## Stored data
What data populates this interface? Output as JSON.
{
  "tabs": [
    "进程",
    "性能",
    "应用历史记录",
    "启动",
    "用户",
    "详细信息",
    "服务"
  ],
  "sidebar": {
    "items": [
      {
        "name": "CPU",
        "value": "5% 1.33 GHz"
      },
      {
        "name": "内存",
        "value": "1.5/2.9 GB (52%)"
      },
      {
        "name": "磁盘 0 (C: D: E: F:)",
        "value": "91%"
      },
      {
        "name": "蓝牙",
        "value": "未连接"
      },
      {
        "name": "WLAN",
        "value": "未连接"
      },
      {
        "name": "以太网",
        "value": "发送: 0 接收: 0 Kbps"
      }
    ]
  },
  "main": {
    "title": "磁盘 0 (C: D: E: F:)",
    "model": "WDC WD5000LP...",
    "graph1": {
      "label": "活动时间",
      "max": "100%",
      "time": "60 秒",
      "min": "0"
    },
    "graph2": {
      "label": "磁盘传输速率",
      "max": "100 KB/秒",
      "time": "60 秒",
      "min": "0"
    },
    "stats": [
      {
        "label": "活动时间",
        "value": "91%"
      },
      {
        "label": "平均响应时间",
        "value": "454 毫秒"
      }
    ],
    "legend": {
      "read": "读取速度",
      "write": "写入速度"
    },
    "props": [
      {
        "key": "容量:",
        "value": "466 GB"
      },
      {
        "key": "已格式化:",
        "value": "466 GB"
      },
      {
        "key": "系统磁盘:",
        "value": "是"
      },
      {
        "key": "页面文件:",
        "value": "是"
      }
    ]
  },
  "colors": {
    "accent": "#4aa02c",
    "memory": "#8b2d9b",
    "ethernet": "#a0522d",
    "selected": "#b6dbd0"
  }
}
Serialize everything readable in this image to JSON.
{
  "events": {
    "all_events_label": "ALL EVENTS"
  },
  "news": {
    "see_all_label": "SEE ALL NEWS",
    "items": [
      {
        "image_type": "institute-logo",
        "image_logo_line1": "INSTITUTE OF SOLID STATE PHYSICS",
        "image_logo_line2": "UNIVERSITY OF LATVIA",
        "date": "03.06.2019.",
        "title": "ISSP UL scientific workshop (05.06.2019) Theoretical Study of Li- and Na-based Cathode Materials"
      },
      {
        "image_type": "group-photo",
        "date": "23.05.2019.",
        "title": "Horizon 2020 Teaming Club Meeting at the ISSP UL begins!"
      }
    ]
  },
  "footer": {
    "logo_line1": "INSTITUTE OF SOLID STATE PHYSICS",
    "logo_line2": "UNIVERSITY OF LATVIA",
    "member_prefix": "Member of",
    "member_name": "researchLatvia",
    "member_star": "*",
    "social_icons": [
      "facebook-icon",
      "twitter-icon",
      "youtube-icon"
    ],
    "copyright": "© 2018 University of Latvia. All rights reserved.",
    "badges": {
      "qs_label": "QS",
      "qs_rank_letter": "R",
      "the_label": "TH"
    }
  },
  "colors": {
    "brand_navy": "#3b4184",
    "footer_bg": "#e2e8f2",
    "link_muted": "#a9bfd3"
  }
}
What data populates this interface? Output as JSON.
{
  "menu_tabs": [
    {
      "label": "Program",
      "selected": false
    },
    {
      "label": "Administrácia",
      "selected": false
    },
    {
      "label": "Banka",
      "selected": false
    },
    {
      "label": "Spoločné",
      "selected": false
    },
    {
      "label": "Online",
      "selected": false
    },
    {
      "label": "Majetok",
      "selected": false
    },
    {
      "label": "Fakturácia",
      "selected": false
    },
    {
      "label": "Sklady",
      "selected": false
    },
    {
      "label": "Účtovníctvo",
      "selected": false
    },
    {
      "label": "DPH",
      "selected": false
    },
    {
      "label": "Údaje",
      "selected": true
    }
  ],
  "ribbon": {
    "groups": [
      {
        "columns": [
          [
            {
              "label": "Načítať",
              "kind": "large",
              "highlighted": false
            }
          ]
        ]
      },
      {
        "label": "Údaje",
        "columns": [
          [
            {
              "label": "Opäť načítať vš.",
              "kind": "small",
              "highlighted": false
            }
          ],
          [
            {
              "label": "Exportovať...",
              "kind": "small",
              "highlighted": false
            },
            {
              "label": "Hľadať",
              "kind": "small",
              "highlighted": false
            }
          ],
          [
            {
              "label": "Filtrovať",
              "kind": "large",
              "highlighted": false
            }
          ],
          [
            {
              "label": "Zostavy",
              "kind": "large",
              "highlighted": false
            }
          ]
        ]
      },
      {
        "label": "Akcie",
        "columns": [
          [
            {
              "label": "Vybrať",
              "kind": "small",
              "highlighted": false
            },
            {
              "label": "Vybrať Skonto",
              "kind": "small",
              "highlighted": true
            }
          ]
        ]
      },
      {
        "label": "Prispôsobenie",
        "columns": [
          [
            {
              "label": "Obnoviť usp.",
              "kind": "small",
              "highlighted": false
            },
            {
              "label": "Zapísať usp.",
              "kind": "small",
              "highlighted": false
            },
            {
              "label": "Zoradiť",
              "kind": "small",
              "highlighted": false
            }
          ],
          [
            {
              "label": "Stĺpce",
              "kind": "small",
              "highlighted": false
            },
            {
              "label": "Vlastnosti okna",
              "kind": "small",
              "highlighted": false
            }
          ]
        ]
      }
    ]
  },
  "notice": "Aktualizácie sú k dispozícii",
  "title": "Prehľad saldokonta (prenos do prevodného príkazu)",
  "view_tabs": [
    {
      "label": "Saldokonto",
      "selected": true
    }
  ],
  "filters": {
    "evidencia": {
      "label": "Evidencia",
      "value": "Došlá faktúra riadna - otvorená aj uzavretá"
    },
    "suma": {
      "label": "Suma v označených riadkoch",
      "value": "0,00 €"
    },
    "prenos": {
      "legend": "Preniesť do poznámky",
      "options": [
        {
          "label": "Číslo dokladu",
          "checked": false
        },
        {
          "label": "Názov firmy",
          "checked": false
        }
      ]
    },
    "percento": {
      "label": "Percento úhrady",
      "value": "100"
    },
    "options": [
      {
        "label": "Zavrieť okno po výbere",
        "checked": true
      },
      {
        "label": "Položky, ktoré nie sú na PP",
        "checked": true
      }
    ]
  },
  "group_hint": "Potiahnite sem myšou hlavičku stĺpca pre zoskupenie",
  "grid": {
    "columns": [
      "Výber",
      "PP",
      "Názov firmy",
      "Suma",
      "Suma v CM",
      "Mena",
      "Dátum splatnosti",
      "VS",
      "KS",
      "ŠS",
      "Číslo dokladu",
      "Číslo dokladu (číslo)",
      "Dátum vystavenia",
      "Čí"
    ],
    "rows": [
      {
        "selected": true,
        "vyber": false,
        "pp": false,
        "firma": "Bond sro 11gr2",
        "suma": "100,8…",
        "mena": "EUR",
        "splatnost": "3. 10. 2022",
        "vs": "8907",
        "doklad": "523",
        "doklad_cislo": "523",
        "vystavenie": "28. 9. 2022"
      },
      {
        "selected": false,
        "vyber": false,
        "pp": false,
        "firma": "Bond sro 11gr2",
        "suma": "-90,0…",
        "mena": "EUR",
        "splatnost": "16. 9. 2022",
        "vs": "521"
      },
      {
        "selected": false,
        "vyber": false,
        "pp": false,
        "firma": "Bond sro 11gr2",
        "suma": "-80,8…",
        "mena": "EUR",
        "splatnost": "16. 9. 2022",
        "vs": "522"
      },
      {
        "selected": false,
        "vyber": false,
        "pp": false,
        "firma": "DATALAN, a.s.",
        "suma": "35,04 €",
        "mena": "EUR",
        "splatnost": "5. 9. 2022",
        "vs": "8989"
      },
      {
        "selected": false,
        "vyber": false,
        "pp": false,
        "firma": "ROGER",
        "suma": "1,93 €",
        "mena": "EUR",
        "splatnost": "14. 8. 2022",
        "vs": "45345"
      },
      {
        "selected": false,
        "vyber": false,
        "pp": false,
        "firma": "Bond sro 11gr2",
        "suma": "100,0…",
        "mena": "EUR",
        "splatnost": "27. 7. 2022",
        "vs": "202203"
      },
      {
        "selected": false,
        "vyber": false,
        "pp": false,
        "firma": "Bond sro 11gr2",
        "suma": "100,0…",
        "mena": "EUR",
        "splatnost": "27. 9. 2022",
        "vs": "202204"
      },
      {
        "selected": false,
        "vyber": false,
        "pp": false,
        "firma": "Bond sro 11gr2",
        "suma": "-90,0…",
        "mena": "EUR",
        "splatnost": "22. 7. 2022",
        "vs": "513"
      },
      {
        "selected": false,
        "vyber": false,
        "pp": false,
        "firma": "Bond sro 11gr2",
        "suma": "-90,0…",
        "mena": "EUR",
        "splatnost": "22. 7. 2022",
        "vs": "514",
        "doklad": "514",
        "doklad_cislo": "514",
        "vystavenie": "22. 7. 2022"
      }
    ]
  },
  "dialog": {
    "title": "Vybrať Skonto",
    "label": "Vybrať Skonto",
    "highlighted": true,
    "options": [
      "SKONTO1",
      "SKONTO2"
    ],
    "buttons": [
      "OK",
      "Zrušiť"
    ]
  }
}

## Task directions
Show every line of the records above that contains the word "ISSP".

## Solution to this problem
        "title": "ISSP UL scientific workshop (05.06.2019) Theoretical Study of Li- and Na-based Cathode Materials"
        "title": "Horizon 2020 Teaming Club Meeting at the ISSP UL begins!"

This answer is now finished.